## Task input
+++++

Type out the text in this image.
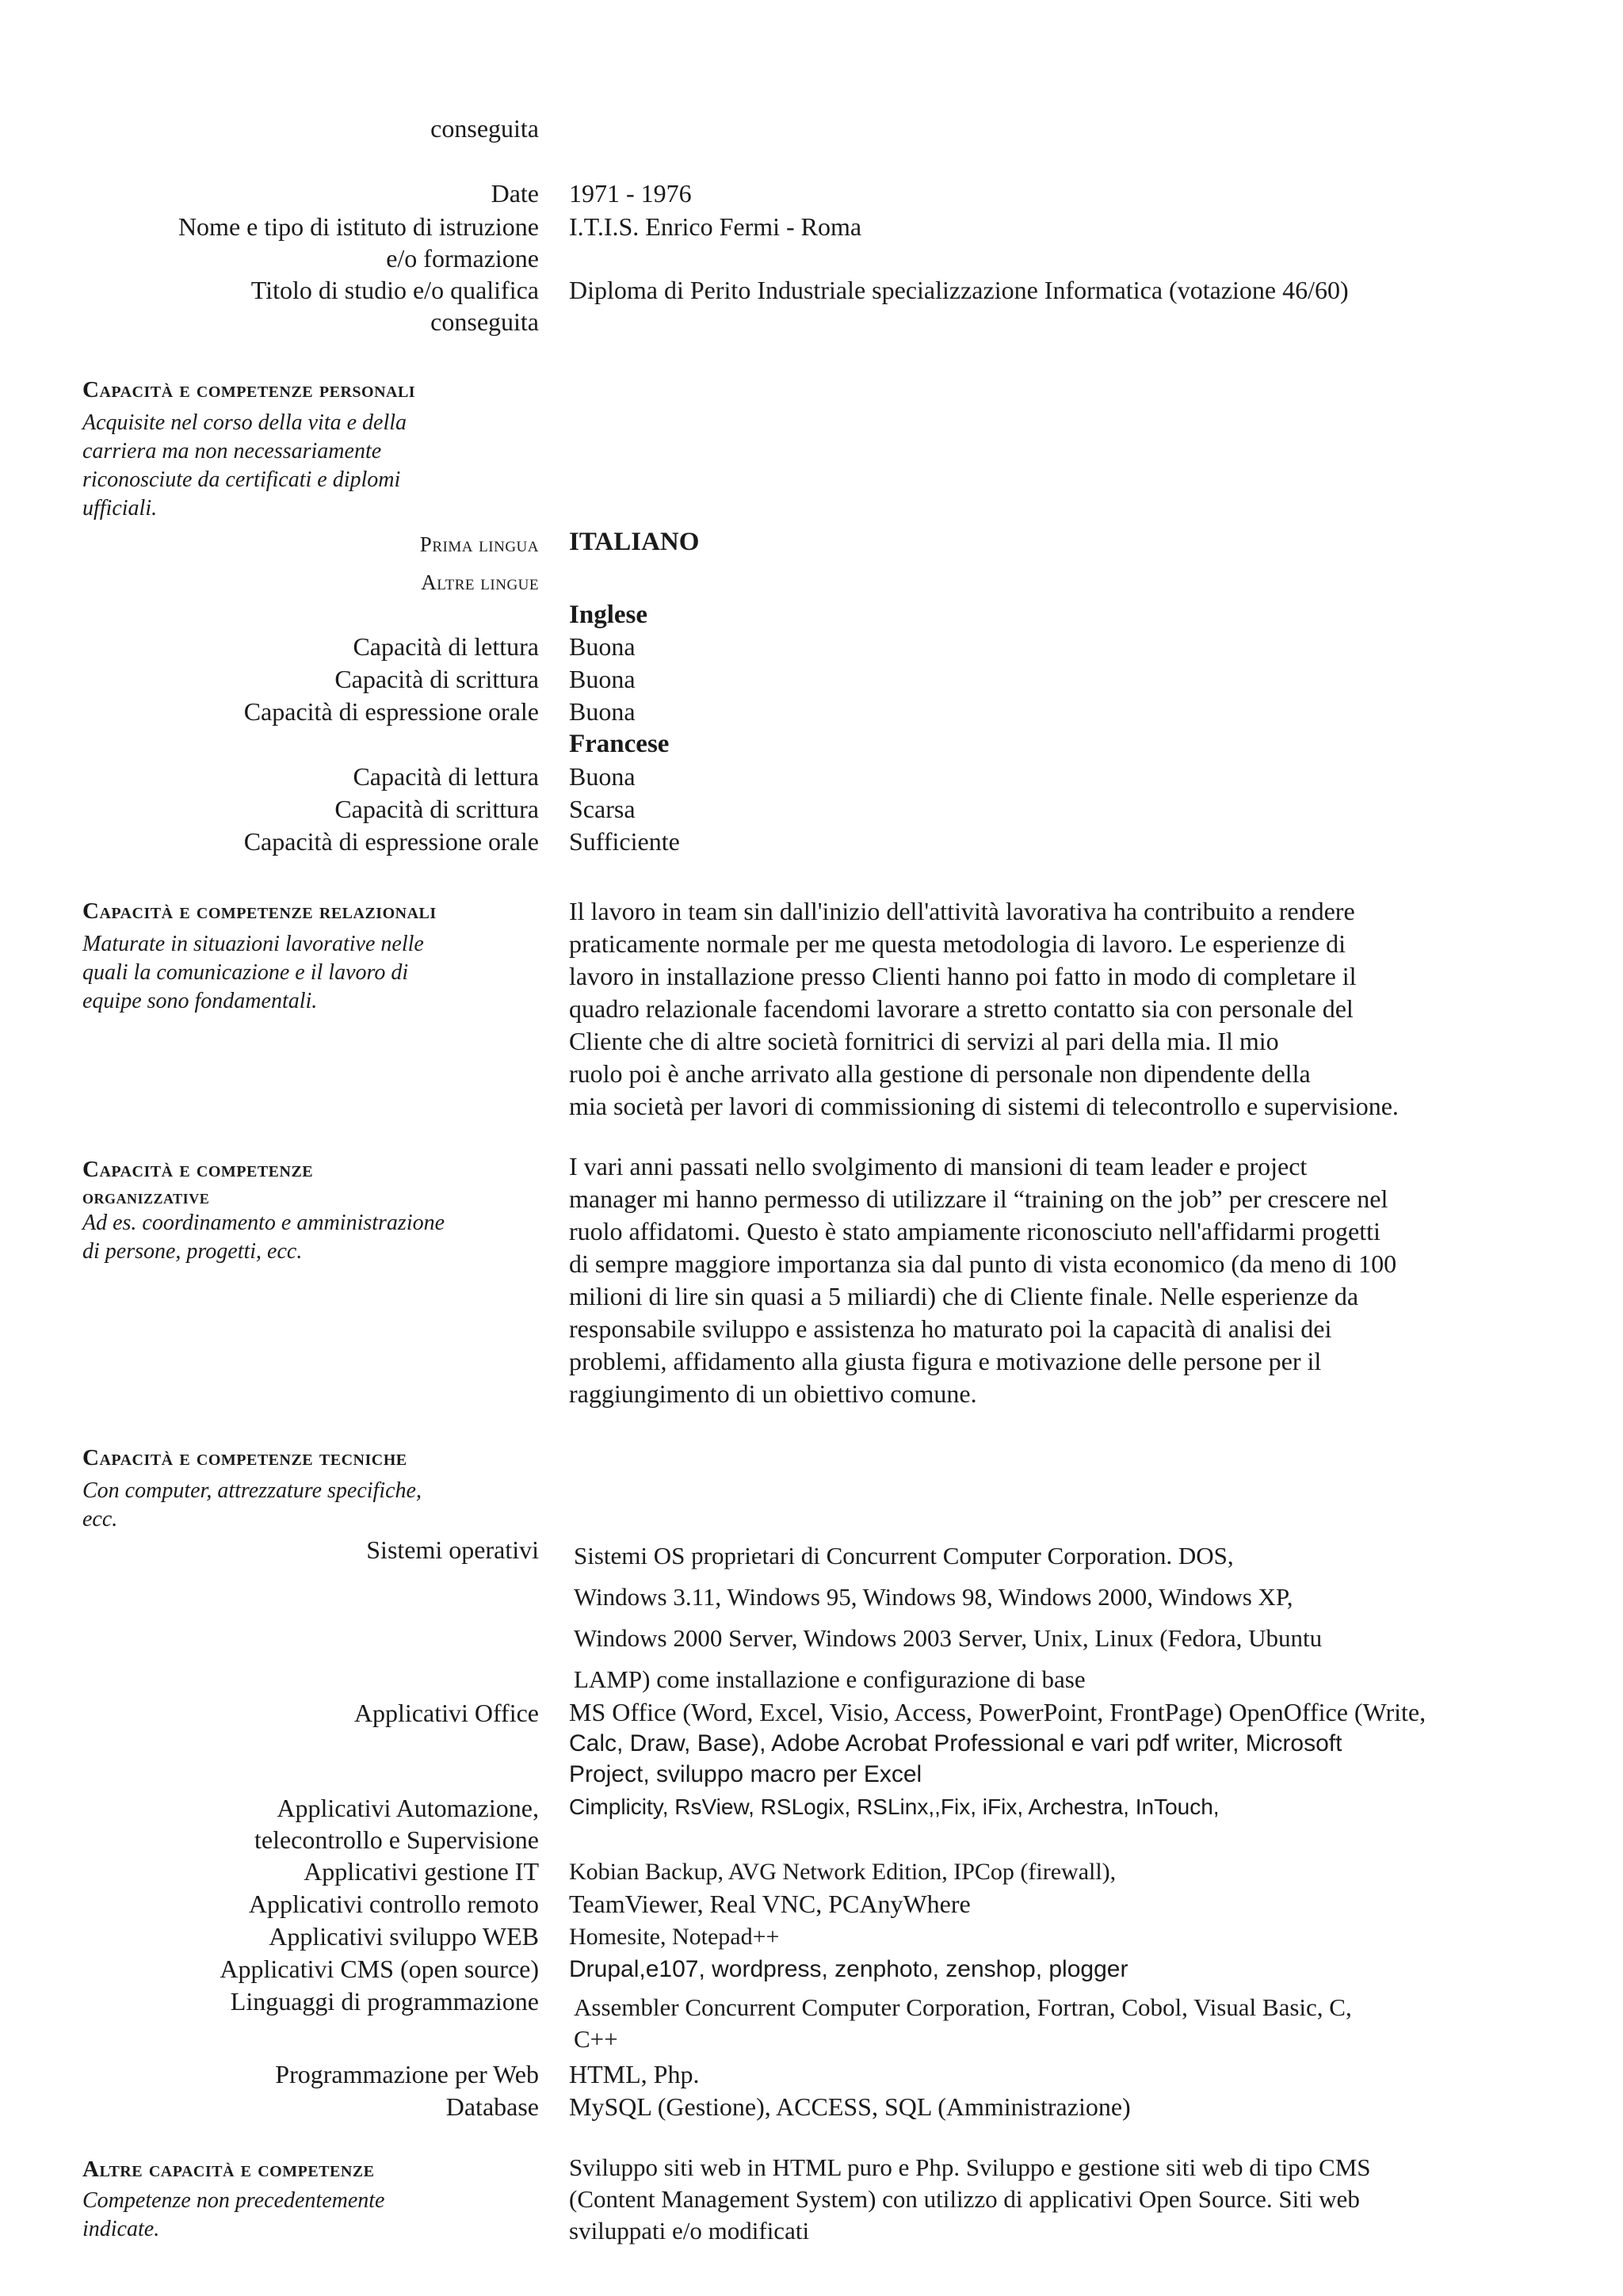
conseguita
Date 1971 - 1976
Nome e tipo di istituto di istruzione I.T.I.S. Enrico Fermi - Roma
e/o formazione
Titolo di studio e/o qualifica Diploma di Perito Industriale specializzazione Informatica (votazione 46/60)
conseguita
Capacità e competenze personali
Acquisite nel corso della vita e della
carriera ma non necessariamente
riconosciute da certificati e diplomi
ufficiali.
Prima lingua ITALIANO
Altre lingue
Inglese
Capacità di lettura Buona
Capacità di scrittura Buona
Capacità di espressione orale Buona
Francese
Capacità di lettura Buona
Capacità di scrittura Scarsa
Capacità di espressione orale Sufficiente
Capacità e competenze relazionali
Maturate in situazioni lavorative nelle
quali la comunicazione e il lavoro di
equipe sono fondamentali.
Il lavoro in team sin dall'inizio dell'attività lavorativa ha contribuito a rendere
praticamente normale per me questa metodologia di lavoro. Le esperienze di
lavoro in installazione presso Clienti hanno poi fatto in modo di completare il
quadro relazionale facendomi lavorare a stretto contatto sia con personale del
Cliente che di altre società fornitrici di servizi al pari della mia. Il mio
ruolo poi è anche arrivato alla gestione di personale non dipendente della
mia società per lavori di commissioning di sistemi di telecontrollo e supervisione.
Capacità e competenze
organizzative
Ad es. coordinamento e amministrazione
di persone, progetti, ecc.
I vari anni passati nello svolgimento di mansioni di team leader e project
manager mi hanno permesso di utilizzare il “training on the job” per crescere nel
ruolo affidatomi. Questo è stato ampiamente riconosciuto nell'affidarmi progetti
di sempre maggiore importanza sia dal punto di vista economico (da meno di 100
milioni di lire sin quasi a 5 miliardi) che di Cliente finale. Nelle esperienze da
responsabile sviluppo e assistenza ho maturato poi la capacità di analisi dei
problemi, affidamento alla giusta figura e motivazione delle persone per il
raggiungimento di un obiettivo comune.
Capacità e competenze tecniche
Con computer, attrezzature specifiche,
ecc.
Sistemi operativi Sistemi OS proprietari di Concurrent Computer Corporation. DOS,
Windows 3.11, Windows 95, Windows 98, Windows 2000, Windows XP,
Windows 2000 Server, Windows 2003 Server, Unix, Linux (Fedora, Ubuntu
LAMP) come installazione e configurazione di base
Applicativi Office MS Office (Word, Excel, Visio, Access, PowerPoint, FrontPage) OpenOffice (Write,
Calc, Draw, Base), Adobe Acrobat Professional e vari pdf writer, Microsoft
Project, sviluppo macro per Excel
Applicativi Automazione,
telecontrollo e Supervisione
Cimplicity, RsView, RSLogix, RSLinx,,Fix, iFix, Archestra, InTouch,
Applicativi gestione IT Kobian Backup, AVG Network Edition, IPCop (firewall),
Applicativi controllo remoto TeamViewer, Real VNC, PCAnyWhere
Applicativi sviluppo WEB Homesite, Notepad++
Applicativi CMS (open source) Drupal,e107, wordpress, zenphoto, zenshop, plogger
Linguaggi di programmazione Assembler Concurrent Computer Corporation, Fortran, Cobol, Visual Basic, C,
C++
Programmazione per Web HTML, Php.
Database MySQL (Gestione), ACCESS, SQL (Amministrazione)
Altre capacità e competenze
Competenze non precedentemente
indicate.
Sviluppo siti web in HTML puro e Php. Sviluppo e gestione siti web di tipo CMS
(Content Management System) con utilizzo di applicativi Open Source. Siti web
sviluppati e/o modificati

+++++

## The problem
Retype every record above exactly as written, but leave out the pictures.

## Written solution
Type out the text in this image.
conseguita
Date 1971 - 1976
Nome e tipo di istituto di istruzione I.T.I.S. Enrico Fermi - Roma
e/o formazione
Titolo di studio e/o qualifica Diploma di Perito Industriale specializzazione Informatica (votazione 46/60)
conseguita
Capacità e competenze personali
Acquisite nel corso della vita e della
carriera ma non necessariamente
riconosciute da certificati e diplomi
ufficiali.
Prima lingua ITALIANO
Altre lingue
Inglese
Capacità di lettura Buona
Capacità di scrittura Buona
Capacità di espressione orale Buona
Francese
Capacità di lettura Buona
Capacità di scrittura Scarsa
Capacità di espressione orale Sufficiente
Capacità e competenze relazionali
Maturate in situazioni lavorative nelle
quali la comunicazione e il lavoro di
equipe sono fondamentali.
Il lavoro in team sin dall'inizio dell'attività lavorativa ha contribuito a rendere
praticamente normale per me questa metodologia di lavoro. Le esperienze di
lavoro in installazione presso Clienti hanno poi fatto in modo di completare il
quadro relazionale facendomi lavorare a stretto contatto sia con personale del
Cliente che di altre società fornitrici di servizi al pari della mia. Il mio
ruolo poi è anche arrivato alla gestione di personale non dipendente della
mia società per lavori di commissioning di sistemi di telecontrollo e supervisione.
Capacità e competenze
organizzative
Ad es. coordinamento e amministrazione
di persone, progetti, ecc.
I vari anni passati nello svolgimento di mansioni di team leader e project
manager mi hanno permesso di utilizzare il “training on the job” per crescere nel
ruolo affidatomi. Questo è stato ampiamente riconosciuto nell'affidarmi progetti
di sempre maggiore importanza sia dal punto di vista economico (da meno di 100
milioni di lire sin quasi a 5 miliardi) che di Cliente finale. Nelle esperienze da
responsabile sviluppo e assistenza ho maturato poi la capacità di analisi dei
problemi, affidamento alla giusta figura e motivazione delle persone per il
raggiungimento di un obiettivo comune.
Capacità e competenze tecniche
Con computer, attrezzature specifiche,
ecc.
Sistemi operativi Sistemi OS proprietari di Concurrent Computer Corporation. DOS,
Windows 3.11, Windows 95, Windows 98, Windows 2000, Windows XP,
Windows 2000 Server, Windows 2003 Server, Unix, Linux (Fedora, Ubuntu
LAMP) come installazione e configurazione di base
Applicativi Office MS Office (Word, Excel, Visio, Access, PowerPoint, FrontPage) OpenOffice (Write,
Calc, Draw, Base), Adobe Acrobat Professional e vari pdf writer, Microsoft
Project, sviluppo macro per Excel
Applicativi Automazione,
telecontrollo e Supervisione
Cimplicity, RsView, RSLogix, RSLinx,,Fix, iFix, Archestra, InTouch,
Applicativi gestione IT Kobian Backup, AVG Network Edition, IPCop (firewall),
Applicativi controllo remoto TeamViewer, Real VNC, PCAnyWhere
Applicativi sviluppo WEB Homesite, Notepad++
Applicativi CMS (open source) Drupal,e107, wordpress, zenphoto, zenshop, plogger
Linguaggi di programmazione Assembler Concurrent Computer Corporation, Fortran, Cobol, Visual Basic, C,
C++
Programmazione per Web HTML, Php.
Database MySQL (Gestione), ACCESS, SQL (Amministrazione)
Altre capacità e competenze
Competenze non precedentemente
indicate.
Sviluppo siti web in HTML puro e Php. Sviluppo e gestione siti web di tipo CMS
(Content Management System) con utilizzo di applicativi Open Source. Siti web
sviluppati e/o modificati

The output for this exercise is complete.